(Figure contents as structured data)

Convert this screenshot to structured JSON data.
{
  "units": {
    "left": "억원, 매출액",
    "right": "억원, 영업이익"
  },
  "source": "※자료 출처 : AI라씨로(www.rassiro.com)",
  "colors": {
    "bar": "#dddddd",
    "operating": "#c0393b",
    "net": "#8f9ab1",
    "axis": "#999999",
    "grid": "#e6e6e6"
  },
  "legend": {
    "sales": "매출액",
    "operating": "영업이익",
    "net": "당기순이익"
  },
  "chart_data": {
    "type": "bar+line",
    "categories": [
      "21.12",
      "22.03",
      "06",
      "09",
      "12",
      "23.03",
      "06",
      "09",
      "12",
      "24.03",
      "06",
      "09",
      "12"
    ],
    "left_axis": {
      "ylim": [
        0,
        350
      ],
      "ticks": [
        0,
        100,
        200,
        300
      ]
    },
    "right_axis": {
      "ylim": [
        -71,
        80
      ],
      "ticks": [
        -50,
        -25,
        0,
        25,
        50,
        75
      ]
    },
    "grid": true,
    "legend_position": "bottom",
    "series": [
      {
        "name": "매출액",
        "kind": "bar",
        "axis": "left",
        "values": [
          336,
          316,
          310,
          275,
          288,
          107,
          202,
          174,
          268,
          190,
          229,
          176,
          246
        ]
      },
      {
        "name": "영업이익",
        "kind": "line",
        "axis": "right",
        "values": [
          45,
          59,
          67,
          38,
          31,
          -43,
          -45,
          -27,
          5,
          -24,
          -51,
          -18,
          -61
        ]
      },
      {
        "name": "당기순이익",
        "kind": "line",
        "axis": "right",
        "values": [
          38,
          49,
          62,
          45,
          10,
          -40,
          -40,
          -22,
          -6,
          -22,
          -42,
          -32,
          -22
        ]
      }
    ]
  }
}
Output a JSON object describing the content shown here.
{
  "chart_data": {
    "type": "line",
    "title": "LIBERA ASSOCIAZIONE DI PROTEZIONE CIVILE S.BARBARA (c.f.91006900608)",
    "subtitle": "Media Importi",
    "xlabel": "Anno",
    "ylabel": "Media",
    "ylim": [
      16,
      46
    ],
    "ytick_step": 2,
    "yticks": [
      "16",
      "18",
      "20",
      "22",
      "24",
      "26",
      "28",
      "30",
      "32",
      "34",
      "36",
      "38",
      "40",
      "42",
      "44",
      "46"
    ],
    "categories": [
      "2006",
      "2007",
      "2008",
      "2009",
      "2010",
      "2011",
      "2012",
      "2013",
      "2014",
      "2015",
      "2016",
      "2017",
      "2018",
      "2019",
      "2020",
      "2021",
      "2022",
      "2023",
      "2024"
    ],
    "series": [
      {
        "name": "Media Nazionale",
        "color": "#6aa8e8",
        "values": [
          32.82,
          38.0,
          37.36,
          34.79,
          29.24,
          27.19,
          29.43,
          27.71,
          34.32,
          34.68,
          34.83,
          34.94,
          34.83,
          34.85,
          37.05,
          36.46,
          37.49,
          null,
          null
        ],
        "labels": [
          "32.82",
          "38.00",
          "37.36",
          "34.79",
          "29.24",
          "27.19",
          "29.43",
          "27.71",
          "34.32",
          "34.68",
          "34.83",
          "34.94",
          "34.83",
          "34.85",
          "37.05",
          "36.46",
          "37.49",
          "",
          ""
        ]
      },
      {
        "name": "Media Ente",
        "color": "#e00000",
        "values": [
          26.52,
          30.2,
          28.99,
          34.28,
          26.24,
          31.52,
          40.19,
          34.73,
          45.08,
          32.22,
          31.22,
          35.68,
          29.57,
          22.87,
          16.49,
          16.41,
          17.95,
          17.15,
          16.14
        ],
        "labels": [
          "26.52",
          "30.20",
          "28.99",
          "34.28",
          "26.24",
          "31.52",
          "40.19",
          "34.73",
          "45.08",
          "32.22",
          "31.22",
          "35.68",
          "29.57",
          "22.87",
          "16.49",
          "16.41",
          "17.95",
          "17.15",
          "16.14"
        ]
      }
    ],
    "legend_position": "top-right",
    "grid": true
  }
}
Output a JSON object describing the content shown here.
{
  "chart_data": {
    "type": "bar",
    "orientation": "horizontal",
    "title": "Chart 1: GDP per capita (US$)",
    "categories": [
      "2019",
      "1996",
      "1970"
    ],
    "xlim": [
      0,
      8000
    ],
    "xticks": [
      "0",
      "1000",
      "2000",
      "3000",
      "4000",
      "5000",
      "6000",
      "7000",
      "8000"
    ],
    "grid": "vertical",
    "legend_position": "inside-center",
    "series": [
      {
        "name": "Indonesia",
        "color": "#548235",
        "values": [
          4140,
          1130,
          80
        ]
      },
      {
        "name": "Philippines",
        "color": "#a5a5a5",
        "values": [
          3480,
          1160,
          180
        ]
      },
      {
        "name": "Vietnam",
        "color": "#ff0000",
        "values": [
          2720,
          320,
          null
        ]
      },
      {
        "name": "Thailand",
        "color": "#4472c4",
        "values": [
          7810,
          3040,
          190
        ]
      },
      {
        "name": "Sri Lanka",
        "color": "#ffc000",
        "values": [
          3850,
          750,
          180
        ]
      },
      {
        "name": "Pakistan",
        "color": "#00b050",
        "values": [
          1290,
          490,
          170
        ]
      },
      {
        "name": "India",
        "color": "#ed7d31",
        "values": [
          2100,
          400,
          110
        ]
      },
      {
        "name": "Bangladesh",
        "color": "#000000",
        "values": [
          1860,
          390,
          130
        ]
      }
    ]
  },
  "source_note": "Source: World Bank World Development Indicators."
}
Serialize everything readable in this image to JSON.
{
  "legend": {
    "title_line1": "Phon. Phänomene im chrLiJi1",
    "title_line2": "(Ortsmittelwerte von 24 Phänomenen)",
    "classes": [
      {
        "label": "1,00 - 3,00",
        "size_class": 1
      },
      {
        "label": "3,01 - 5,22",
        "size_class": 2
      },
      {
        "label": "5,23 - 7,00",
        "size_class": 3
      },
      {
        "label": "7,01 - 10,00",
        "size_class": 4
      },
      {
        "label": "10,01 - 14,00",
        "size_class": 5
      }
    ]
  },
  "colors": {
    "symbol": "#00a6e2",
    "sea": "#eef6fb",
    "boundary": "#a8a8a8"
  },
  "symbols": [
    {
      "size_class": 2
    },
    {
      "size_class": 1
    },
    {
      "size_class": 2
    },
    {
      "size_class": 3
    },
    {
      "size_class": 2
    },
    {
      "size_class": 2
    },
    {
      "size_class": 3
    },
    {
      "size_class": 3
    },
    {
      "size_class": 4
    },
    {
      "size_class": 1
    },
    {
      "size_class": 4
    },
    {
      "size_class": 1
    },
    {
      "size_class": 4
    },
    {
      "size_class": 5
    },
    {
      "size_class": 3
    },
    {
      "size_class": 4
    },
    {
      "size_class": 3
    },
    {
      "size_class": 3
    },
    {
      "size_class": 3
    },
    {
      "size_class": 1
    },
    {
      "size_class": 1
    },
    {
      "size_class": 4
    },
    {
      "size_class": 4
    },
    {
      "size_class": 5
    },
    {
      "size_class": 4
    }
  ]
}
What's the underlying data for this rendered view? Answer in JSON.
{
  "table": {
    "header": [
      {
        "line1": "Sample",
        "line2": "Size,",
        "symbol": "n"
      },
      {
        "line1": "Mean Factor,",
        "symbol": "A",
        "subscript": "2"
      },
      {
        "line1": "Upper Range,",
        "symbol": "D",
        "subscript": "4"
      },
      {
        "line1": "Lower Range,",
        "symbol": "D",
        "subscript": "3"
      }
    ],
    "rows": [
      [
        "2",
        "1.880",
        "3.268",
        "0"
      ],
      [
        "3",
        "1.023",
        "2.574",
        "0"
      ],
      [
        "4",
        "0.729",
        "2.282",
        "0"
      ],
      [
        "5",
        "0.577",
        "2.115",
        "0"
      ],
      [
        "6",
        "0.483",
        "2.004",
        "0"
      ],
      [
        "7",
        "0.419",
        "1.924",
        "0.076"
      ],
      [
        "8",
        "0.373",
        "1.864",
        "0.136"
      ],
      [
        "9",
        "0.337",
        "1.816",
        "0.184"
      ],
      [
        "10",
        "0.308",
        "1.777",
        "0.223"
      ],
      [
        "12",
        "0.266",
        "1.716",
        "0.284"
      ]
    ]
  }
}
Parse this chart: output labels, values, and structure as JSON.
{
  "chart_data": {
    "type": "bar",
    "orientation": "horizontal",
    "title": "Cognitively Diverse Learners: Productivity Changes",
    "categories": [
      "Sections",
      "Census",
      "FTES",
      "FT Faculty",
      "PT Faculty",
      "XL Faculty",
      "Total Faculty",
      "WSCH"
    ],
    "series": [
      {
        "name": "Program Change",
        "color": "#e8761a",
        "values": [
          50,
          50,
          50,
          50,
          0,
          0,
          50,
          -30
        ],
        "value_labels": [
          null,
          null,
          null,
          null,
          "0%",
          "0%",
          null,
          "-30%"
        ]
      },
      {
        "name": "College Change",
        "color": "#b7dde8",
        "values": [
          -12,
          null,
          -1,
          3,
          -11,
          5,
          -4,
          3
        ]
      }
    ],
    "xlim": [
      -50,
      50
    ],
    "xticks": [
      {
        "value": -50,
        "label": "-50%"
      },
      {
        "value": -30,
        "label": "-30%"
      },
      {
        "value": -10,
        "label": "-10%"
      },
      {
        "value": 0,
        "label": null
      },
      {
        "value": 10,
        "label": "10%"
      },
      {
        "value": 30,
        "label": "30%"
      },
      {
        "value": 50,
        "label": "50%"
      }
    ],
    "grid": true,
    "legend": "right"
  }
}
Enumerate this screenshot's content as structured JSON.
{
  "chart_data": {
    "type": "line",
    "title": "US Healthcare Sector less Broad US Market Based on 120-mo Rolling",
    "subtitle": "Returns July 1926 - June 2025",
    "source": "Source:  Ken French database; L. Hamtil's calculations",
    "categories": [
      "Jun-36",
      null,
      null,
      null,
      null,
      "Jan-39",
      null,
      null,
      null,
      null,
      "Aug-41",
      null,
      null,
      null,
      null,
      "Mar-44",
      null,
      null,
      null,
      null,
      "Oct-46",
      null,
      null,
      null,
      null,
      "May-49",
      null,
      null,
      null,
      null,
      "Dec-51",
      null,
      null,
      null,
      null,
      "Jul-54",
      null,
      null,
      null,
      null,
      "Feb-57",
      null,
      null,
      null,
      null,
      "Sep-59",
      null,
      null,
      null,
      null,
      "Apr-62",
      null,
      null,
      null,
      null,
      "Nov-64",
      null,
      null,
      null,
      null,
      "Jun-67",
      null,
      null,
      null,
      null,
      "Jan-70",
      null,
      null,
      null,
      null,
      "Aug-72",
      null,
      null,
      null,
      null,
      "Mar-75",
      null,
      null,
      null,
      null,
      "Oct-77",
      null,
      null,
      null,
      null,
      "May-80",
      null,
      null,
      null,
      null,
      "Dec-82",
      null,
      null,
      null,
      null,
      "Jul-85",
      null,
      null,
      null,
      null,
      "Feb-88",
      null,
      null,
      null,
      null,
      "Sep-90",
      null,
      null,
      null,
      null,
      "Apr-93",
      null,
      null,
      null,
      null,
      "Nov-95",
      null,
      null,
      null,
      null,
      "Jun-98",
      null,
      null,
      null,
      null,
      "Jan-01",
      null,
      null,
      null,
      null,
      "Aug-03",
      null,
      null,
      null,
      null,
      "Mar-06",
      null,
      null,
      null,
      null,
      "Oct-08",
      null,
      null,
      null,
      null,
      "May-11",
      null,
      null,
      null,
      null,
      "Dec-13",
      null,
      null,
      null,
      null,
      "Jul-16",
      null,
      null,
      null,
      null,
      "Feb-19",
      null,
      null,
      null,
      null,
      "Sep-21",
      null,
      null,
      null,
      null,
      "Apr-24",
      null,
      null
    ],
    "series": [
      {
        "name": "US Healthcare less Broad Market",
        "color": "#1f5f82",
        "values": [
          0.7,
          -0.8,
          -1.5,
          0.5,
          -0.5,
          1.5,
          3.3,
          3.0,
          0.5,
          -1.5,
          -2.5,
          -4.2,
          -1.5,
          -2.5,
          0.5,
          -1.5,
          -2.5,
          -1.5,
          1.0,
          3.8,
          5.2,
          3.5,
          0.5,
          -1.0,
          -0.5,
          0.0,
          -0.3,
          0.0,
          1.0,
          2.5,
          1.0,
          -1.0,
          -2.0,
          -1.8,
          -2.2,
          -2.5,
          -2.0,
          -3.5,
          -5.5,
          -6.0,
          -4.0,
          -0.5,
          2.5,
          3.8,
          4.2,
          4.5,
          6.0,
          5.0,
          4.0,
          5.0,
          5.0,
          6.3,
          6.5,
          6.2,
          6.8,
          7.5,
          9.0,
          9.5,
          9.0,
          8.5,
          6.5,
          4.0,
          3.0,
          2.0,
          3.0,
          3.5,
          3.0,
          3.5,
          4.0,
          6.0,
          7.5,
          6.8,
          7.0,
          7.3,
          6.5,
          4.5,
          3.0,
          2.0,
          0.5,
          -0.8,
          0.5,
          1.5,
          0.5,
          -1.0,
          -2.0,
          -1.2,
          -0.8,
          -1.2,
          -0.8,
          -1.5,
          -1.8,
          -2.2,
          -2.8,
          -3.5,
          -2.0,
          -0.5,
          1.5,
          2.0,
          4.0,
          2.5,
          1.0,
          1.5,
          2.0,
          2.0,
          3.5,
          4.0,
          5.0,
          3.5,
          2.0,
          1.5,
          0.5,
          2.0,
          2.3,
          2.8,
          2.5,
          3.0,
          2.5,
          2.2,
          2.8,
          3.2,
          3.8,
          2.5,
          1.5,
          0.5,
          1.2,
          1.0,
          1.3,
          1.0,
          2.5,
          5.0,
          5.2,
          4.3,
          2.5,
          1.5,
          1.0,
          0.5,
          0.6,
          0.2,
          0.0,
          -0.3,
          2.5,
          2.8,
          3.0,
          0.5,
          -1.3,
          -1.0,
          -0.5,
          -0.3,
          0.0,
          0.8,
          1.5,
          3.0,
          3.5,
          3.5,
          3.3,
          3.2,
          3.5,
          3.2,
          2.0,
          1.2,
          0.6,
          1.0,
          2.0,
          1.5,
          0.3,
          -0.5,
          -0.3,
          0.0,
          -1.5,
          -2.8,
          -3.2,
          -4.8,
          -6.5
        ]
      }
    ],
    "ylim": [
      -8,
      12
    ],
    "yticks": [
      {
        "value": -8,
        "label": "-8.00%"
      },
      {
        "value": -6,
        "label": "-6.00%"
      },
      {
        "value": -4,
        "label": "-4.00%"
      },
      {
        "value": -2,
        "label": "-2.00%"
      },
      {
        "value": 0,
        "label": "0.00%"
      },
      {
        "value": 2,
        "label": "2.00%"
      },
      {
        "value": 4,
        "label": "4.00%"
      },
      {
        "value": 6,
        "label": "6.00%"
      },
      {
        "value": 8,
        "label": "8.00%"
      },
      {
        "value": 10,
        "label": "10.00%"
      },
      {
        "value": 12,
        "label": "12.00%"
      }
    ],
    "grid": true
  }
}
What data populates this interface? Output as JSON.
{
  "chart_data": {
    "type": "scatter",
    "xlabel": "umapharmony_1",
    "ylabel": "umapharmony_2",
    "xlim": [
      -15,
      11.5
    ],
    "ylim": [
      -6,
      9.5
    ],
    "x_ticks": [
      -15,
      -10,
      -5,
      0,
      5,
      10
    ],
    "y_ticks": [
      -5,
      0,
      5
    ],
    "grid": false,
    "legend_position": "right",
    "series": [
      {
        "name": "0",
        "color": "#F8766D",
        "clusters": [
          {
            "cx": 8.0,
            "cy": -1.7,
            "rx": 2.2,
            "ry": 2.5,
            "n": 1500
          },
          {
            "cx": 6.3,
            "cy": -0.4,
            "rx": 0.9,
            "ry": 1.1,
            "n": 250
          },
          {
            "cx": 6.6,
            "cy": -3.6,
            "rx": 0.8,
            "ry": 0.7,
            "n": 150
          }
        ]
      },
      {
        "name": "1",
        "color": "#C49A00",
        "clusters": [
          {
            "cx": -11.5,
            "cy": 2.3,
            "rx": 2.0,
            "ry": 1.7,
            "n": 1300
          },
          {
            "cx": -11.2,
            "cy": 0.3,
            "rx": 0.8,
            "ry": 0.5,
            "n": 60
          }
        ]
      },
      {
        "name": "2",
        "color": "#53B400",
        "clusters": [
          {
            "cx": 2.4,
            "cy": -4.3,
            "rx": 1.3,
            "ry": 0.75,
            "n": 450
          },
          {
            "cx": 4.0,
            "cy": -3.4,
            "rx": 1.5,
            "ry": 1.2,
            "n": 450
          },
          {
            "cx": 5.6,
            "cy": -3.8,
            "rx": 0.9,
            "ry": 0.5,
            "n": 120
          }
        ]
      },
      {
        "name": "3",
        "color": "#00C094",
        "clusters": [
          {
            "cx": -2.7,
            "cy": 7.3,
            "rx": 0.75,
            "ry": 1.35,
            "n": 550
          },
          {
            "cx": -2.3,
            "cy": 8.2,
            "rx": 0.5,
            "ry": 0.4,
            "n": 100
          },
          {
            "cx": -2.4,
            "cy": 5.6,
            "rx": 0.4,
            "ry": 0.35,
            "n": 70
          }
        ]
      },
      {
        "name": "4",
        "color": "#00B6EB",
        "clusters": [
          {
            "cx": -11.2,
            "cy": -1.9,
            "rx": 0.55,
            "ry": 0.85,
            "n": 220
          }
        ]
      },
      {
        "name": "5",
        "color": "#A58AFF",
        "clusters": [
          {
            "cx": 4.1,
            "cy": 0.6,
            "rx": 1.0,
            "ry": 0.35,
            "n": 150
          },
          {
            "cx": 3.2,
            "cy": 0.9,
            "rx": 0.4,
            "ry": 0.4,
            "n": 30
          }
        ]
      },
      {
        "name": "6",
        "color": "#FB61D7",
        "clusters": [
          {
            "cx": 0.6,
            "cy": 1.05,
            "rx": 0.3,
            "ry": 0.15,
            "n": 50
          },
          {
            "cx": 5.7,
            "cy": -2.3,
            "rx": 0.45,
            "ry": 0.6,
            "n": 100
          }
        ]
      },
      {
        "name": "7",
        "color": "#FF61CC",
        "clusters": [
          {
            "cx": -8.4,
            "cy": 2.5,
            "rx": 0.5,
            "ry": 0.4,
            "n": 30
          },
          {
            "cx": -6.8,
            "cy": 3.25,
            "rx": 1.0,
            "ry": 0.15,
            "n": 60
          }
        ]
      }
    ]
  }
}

** TASK INSTRUCTIONS **
Search the data for the word "this" and copy each line where it appears.

** WRITTEN SOLUTION **
Convert this screenshot to structured JSON data.
Serialize everything readable in this image to JSON.
What's the underlying data for this rendered view? Answer in JSON.
Parse this chart: output labels, values, and structure as JSON.
Enumerate this screenshot's content as structured JSON.
What data populates this interface? Output as JSON.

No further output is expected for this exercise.